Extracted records
(begin)

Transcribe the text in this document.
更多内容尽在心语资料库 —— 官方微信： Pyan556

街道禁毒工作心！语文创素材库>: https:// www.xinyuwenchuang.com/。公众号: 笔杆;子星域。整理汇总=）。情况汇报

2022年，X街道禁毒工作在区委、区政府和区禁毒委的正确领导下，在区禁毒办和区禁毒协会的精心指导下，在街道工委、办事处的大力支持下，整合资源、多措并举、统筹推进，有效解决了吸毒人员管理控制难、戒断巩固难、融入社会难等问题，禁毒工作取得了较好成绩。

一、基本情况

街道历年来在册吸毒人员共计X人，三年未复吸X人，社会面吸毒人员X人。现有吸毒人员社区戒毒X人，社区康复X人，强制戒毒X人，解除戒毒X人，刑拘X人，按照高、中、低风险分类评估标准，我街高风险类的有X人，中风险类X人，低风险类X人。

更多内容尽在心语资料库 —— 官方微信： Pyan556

(end)

◆ **YOUR OBJECTIVE**:
Each entry is to be returned in full, character for character.

◆ **THE REPLY**:
Transcribe the text in this document.
更多内容尽在心语资料库 —— 官方微信： Pyan556

街道禁毒工作心！语文创素材库>: https:// www.xinyuwenchuang.com/。公众号: 笔杆;子星域。整理汇总=）。情况汇报

2022年，X街道禁毒工作在区委、区政府和区禁毒委的正确领导下，在区禁毒办和区禁毒协会的精心指导下，在街道工委、办事处的大力支持下，整合资源、多措并举、统筹推进，有效解决了吸毒人员管理控制难、戒断巩固难、融入社会难等问题，禁毒工作取得了较好成绩。

一、基本情况

街道历年来在册吸毒人员共计X人，三年未复吸X人，社会面吸毒人员X人。现有吸毒人员社区戒毒X人，社区康复X人，强制戒毒X人，解除戒毒X人，刑拘X人，按照高、中、低风险分类评估标准，我街高风险类的有X人，中风险类X人，低风险类X人。

更多内容尽在心语资料库 —— 官方微信： Pyan556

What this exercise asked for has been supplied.